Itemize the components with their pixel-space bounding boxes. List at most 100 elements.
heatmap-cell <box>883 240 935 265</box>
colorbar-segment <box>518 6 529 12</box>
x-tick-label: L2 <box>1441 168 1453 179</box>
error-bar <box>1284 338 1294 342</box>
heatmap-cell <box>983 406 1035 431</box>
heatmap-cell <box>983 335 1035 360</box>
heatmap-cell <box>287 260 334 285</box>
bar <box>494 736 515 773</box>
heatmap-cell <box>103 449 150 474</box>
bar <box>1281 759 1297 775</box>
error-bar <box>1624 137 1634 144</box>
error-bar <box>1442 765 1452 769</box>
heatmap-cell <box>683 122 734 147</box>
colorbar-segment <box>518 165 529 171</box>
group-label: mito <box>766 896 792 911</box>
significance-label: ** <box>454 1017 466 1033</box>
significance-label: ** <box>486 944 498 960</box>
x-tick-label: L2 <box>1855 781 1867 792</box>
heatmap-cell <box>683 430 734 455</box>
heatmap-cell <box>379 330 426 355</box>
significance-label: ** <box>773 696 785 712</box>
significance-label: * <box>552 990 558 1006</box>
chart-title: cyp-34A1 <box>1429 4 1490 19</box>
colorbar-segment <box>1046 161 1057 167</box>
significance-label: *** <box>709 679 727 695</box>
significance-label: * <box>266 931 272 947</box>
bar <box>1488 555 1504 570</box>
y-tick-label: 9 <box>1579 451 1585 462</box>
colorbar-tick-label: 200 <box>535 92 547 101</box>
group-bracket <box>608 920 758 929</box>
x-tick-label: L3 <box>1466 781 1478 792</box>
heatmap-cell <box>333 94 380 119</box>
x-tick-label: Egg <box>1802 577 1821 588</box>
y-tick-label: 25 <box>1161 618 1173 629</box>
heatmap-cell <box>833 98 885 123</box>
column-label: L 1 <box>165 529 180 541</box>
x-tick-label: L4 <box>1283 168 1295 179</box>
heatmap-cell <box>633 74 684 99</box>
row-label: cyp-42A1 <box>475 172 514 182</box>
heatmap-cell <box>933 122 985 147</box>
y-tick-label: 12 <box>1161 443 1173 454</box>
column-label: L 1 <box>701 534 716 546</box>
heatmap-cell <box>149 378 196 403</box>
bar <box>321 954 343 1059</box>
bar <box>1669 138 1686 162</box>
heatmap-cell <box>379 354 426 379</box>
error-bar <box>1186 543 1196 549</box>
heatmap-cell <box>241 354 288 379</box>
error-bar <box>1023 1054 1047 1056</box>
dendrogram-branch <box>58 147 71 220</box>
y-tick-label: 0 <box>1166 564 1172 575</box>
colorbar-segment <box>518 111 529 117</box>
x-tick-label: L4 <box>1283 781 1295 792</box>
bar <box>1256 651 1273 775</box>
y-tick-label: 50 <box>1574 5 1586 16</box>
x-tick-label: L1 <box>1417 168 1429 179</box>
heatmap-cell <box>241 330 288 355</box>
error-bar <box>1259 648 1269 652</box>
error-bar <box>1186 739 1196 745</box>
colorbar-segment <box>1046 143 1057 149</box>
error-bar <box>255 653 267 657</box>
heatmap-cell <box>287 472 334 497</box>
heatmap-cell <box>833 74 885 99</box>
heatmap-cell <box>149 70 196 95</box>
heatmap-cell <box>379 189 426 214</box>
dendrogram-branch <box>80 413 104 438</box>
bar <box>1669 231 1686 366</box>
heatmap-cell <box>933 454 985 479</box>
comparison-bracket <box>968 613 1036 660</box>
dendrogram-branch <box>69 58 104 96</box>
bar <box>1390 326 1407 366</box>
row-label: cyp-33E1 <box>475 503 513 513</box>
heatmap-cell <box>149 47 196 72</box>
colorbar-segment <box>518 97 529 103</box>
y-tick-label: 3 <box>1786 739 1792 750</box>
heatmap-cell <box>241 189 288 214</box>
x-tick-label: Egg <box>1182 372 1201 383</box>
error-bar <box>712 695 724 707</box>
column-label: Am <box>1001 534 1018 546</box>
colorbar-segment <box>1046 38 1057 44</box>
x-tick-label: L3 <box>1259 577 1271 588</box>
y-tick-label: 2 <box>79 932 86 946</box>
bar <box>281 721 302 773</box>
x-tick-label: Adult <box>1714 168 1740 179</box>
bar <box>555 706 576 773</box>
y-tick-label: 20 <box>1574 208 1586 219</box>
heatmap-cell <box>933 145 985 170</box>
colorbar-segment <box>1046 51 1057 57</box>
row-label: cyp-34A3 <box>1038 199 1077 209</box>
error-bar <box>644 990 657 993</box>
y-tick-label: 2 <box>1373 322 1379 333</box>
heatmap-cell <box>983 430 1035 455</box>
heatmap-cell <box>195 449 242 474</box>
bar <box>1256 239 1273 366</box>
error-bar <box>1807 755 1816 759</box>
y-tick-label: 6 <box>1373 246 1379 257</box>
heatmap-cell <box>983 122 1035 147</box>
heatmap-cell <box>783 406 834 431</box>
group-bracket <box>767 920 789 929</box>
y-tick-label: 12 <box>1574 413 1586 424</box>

**What the task asks:** Filter the material above and keep each line that contains the string "segment". Case counts: match only that exact capitalization.

**Task solution:**
colorbar-segment <box>518 6 529 12</box>
colorbar-segment <box>518 165 529 171</box>
colorbar-segment <box>1046 161 1057 167</box>
colorbar-segment <box>518 111 529 117</box>
colorbar-segment <box>1046 143 1057 149</box>
colorbar-segment <box>518 97 529 103</box>
colorbar-segment <box>1046 38 1057 44</box>
colorbar-segment <box>1046 51 1057 57</box>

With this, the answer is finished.